Scan the records and identify every line in which the string "fonction" occurs, then return those lines.

>>>

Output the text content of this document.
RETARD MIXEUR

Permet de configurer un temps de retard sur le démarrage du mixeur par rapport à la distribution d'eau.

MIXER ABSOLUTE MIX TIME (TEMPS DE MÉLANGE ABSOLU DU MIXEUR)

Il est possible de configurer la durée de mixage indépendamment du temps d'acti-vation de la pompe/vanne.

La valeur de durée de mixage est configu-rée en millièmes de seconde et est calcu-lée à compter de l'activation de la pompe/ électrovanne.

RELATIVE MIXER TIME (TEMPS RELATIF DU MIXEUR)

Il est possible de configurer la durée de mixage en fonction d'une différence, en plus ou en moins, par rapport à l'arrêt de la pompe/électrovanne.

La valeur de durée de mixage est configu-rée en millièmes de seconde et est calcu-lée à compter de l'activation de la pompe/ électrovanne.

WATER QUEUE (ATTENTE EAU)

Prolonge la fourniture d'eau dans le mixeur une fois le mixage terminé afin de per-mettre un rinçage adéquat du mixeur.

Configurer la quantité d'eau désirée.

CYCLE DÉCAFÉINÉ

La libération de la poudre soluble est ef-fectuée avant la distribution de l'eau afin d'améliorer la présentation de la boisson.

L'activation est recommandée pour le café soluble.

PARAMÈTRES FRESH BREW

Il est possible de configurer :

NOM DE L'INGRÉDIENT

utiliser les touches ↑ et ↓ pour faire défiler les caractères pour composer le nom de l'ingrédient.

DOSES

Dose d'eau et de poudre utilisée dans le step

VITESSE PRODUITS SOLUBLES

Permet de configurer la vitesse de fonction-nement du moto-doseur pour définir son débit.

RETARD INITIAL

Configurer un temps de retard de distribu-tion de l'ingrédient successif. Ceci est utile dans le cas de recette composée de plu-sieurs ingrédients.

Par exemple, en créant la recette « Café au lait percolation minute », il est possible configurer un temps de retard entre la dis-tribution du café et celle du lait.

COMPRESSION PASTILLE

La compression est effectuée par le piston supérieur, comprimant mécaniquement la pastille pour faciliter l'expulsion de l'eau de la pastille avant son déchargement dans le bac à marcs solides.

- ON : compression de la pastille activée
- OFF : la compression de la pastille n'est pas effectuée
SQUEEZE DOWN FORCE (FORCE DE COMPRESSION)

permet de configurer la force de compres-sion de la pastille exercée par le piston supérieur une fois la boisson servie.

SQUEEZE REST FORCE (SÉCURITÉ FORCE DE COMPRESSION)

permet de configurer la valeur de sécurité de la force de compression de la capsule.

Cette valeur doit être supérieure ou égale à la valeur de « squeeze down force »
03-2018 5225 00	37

<<<
>>>

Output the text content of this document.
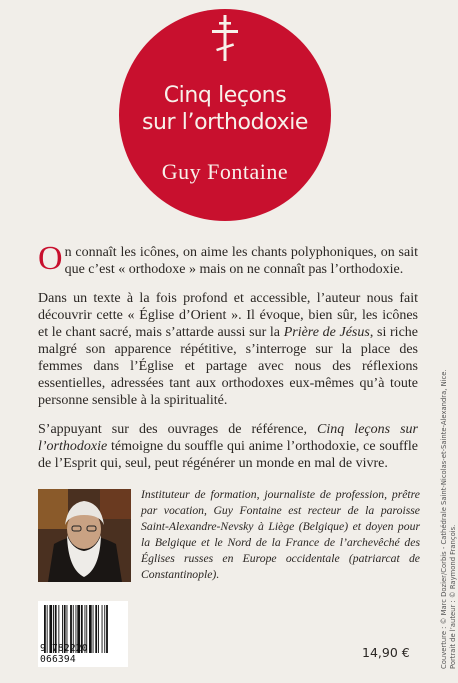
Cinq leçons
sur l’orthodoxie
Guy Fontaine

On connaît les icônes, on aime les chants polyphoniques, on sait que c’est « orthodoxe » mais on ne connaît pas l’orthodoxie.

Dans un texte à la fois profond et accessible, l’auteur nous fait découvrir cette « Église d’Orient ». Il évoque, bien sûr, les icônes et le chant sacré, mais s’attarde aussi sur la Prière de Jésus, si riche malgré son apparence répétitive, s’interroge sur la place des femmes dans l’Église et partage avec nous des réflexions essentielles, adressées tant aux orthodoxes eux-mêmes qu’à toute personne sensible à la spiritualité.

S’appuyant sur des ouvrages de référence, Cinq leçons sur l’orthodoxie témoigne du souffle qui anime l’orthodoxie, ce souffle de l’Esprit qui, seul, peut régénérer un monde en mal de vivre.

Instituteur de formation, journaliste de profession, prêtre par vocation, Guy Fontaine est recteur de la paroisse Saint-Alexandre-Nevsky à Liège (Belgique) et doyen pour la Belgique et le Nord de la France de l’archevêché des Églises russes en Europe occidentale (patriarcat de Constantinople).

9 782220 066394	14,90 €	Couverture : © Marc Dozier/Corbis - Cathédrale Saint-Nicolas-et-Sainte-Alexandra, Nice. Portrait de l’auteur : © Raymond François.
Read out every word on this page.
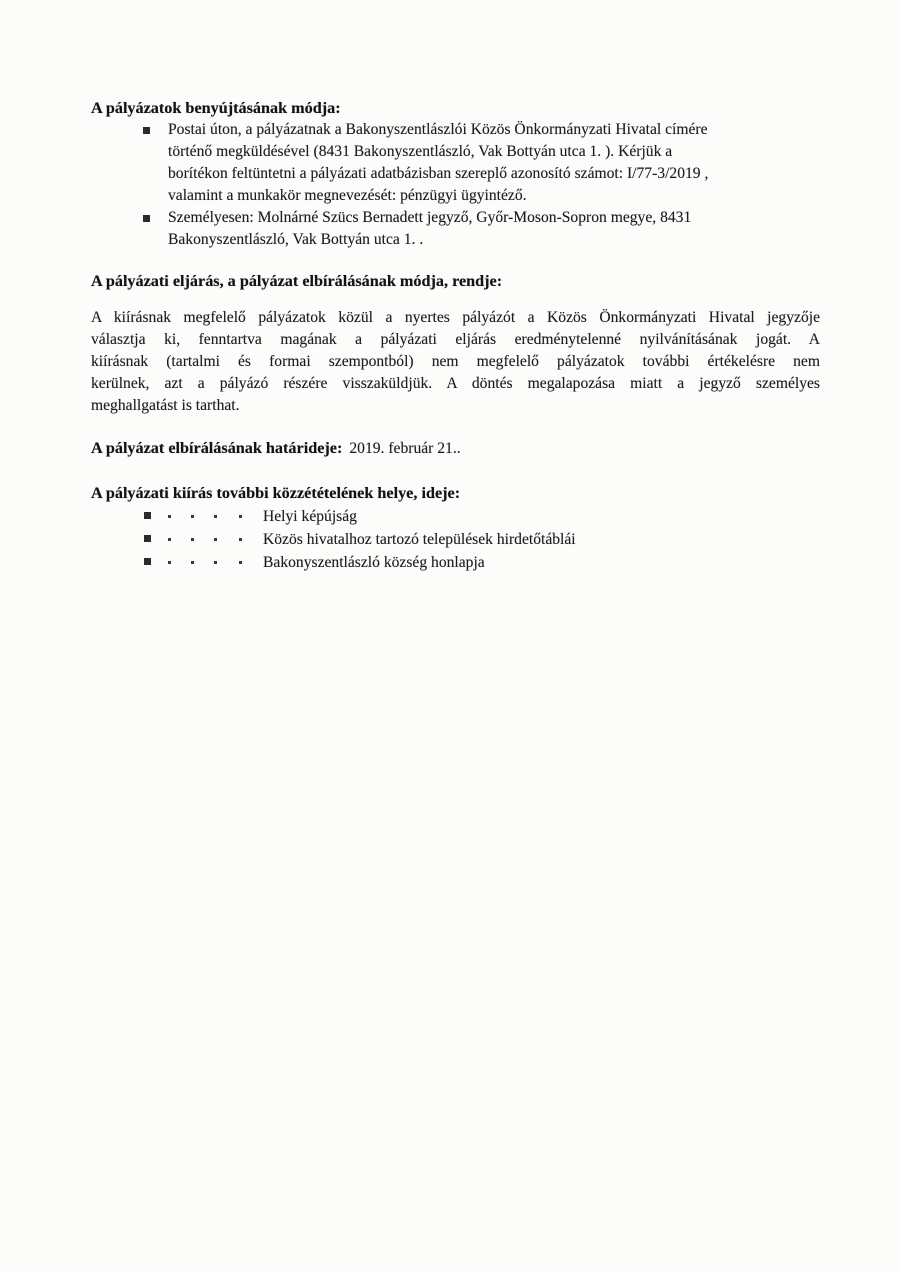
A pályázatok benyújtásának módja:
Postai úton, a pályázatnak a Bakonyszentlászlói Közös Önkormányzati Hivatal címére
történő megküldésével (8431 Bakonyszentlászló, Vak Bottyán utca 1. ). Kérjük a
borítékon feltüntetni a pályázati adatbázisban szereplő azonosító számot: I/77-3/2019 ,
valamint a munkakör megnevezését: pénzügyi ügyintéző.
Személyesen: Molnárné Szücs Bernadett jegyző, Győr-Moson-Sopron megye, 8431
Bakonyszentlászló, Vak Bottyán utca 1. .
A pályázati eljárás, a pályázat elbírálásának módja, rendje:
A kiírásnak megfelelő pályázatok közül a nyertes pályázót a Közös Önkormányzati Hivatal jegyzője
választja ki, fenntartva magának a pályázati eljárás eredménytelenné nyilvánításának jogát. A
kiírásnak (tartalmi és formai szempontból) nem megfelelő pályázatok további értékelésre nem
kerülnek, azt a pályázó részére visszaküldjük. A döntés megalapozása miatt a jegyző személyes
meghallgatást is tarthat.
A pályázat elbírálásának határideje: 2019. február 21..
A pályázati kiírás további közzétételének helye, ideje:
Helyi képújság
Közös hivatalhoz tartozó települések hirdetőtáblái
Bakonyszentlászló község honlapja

<<<

TASK OUTPUT -
Il est possible de configurer la durée de mixage en fonction d'une différence, en plus ou en moins, par rapport à l'arrêt de la pompe/électrovanne.
Permet de configurer la vitesse de fonction-nement du moto-doseur pour définir son débit.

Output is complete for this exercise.